**Given request:** Take the entries below and reproduce them word for word.

**Data extract:**

_ _ _ _

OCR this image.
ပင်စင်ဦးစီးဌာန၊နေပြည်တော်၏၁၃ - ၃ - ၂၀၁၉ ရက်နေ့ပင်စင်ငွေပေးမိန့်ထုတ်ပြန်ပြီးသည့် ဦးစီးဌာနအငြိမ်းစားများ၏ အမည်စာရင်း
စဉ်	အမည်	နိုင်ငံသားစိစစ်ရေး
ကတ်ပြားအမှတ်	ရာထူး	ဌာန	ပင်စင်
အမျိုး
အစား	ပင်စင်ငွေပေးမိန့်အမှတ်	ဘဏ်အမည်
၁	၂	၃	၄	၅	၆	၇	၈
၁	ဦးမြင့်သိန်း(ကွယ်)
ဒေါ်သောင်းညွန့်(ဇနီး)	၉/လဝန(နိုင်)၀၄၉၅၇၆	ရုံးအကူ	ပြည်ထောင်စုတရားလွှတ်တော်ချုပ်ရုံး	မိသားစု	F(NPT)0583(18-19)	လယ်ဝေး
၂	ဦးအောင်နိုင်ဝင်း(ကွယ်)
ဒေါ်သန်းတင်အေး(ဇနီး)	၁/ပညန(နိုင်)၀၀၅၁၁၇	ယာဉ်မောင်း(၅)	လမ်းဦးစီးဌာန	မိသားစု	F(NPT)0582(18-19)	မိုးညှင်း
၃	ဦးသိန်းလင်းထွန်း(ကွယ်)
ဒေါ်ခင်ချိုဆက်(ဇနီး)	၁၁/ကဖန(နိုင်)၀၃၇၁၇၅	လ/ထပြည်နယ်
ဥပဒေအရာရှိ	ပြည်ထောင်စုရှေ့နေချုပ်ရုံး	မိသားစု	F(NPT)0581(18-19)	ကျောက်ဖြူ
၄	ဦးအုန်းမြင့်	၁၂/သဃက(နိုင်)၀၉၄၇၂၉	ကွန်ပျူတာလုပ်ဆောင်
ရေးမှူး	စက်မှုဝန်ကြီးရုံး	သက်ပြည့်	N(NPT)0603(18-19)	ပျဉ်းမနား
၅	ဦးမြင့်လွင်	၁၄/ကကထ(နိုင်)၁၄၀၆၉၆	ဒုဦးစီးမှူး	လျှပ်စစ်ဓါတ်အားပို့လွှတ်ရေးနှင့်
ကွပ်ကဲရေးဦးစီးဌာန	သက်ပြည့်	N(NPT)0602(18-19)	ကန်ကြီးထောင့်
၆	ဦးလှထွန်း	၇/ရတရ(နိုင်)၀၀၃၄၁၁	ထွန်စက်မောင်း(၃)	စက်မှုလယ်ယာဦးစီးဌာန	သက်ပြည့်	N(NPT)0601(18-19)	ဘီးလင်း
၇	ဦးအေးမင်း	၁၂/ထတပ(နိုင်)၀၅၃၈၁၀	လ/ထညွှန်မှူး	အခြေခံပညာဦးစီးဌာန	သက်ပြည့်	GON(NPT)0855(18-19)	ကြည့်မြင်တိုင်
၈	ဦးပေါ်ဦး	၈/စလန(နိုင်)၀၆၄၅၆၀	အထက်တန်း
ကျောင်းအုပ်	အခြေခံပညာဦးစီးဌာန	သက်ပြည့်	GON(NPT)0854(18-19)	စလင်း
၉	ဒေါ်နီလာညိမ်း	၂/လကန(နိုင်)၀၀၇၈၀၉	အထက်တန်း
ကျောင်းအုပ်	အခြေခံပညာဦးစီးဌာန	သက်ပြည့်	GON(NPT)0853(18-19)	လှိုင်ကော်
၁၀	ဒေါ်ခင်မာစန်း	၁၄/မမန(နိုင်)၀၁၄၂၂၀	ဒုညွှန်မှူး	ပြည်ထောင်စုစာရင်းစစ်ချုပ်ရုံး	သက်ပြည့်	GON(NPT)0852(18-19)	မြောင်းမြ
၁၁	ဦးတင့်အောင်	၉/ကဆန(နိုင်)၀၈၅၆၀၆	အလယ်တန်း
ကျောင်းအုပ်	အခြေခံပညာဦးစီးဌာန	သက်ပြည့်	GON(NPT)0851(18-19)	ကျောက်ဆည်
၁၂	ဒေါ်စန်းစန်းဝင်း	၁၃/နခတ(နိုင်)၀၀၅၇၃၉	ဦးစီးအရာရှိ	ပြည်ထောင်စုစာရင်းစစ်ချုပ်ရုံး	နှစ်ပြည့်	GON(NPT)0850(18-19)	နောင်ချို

_ _ _ _

**Written reply:**
OCR this image.
ပင်စင်ဦးစီးဌာန၊နေပြည်တော်၏၁၃ - ၃ - ၂၀၁၉ ရက်နေ့ပင်စင်ငွေပေးမိန့်ထုတ်ပြန်ပြီးသည့် ဦးစီးဌာနအငြိမ်းစားများ၏ အမည်စာရင်း
စဉ်	အမည်	နိုင်ငံသားစိစစ်ရေး
ကတ်ပြားအမှတ်	ရာထူး	ဌာန	ပင်စင်
အမျိုး
အစား	ပင်စင်ငွေပေးမိန့်အမှတ်	ဘဏ်အမည်
၁	၂	၃	၄	၅	၆	၇	၈
၁	ဦးမြင့်သိန်း(ကွယ်)
ဒေါ်သောင်းညွန့်(ဇနီး)	၉/လဝန(နိုင်)၀၄၉၅၇၆	ရုံးအကူ	ပြည်ထောင်စုတရားလွှတ်တော်ချုပ်ရုံး	မိသားစု	F(NPT)0583(18-19)	လယ်ဝေး
၂	ဦးအောင်နိုင်ဝင်း(ကွယ်)
ဒေါ်သန်းတင်အေး(ဇနီး)	၁/ပညန(နိုင်)၀၀၅၁၁၇	ယာဉ်မောင်း(၅)	လမ်းဦးစီးဌာန	မိသားစု	F(NPT)0582(18-19)	မိုးညှင်း
၃	ဦးသိန်းလင်းထွန်း(ကွယ်)
ဒေါ်ခင်ချိုဆက်(ဇနီး)	၁၁/ကဖန(နိုင်)၀၃၇၁၇၅	လ/ထပြည်နယ်
ဥပဒေအရာရှိ	ပြည်ထောင်စုရှေ့နေချုပ်ရုံး	မိသားစု	F(NPT)0581(18-19)	ကျောက်ဖြူ
၄	ဦးအုန်းမြင့်	၁၂/သဃက(နိုင်)၀၉၄၇၂၉	ကွန်ပျူတာလုပ်ဆောင်
ရေးမှူး	စက်မှုဝန်ကြီးရုံး	သက်ပြည့်	N(NPT)0603(18-19)	ပျဉ်းမနား
၅	ဦးမြင့်လွင်	၁၄/ကကထ(နိုင်)၁၄၀၆၉၆	ဒုဦးစီးမှူး	လျှပ်စစ်ဓါတ်အားပို့လွှတ်ရေးနှင့်
ကွပ်ကဲရေးဦးစီးဌာန	သက်ပြည့်	N(NPT)0602(18-19)	ကန်ကြီးထောင့်
၆	ဦးလှထွန်း	၇/ရတရ(နိုင်)၀၀၃၄၁၁	ထွန်စက်မောင်း(၃)	စက်မှုလယ်ယာဦးစီးဌာန	သက်ပြည့်	N(NPT)0601(18-19)	ဘီးလင်း
၇	ဦးအေးမင်း	၁၂/ထတပ(နိုင်)၀၅၃၈၁၀	လ/ထညွှန်မှူး	အခြေခံပညာဦးစီးဌာန	သက်ပြည့်	GON(NPT)0855(18-19)	ကြည့်မြင်တိုင်
၈	ဦးပေါ်ဦး	၈/စလန(နိုင်)၀၆၄၅၆၀	အထက်တန်း
ကျောင်းအုပ်	အခြေခံပညာဦးစီးဌာန	သက်ပြည့်	GON(NPT)0854(18-19)	စလင်း
၉	ဒေါ်နီလာညိမ်း	၂/လကန(နိုင်)၀၀၇၈၀၉	အထက်တန်း
ကျောင်းအုပ်	အခြေခံပညာဦးစီးဌာန	သက်ပြည့်	GON(NPT)0853(18-19)	လှိုင်ကော်
၁၀	ဒေါ်ခင်မာစန်း	၁၄/မမန(နိုင်)၀၁၄၂၂၀	ဒုညွှန်မှူး	ပြည်ထောင်စုစာရင်းစစ်ချုပ်ရုံး	သက်ပြည့်	GON(NPT)0852(18-19)	မြောင်းမြ
၁၁	ဦးတင့်အောင်	၉/ကဆန(နိုင်)၀၈၅၆၀၆	အလယ်တန်း
ကျောင်းအုပ်	အခြေခံပညာဦးစီးဌာန	သက်ပြည့်	GON(NPT)0851(18-19)	ကျောက်ဆည်
၁၂	ဒေါ်စန်းစန်းဝင်း	၁၃/နခတ(နိုင်)၀၀၅၇၃၉	ဦးစီးအရာရှိ	ပြည်ထောင်စုစာရင်းစစ်ချုပ်ရုံး	နှစ်ပြည့်	GON(NPT)0850(18-19)	နောင်ချို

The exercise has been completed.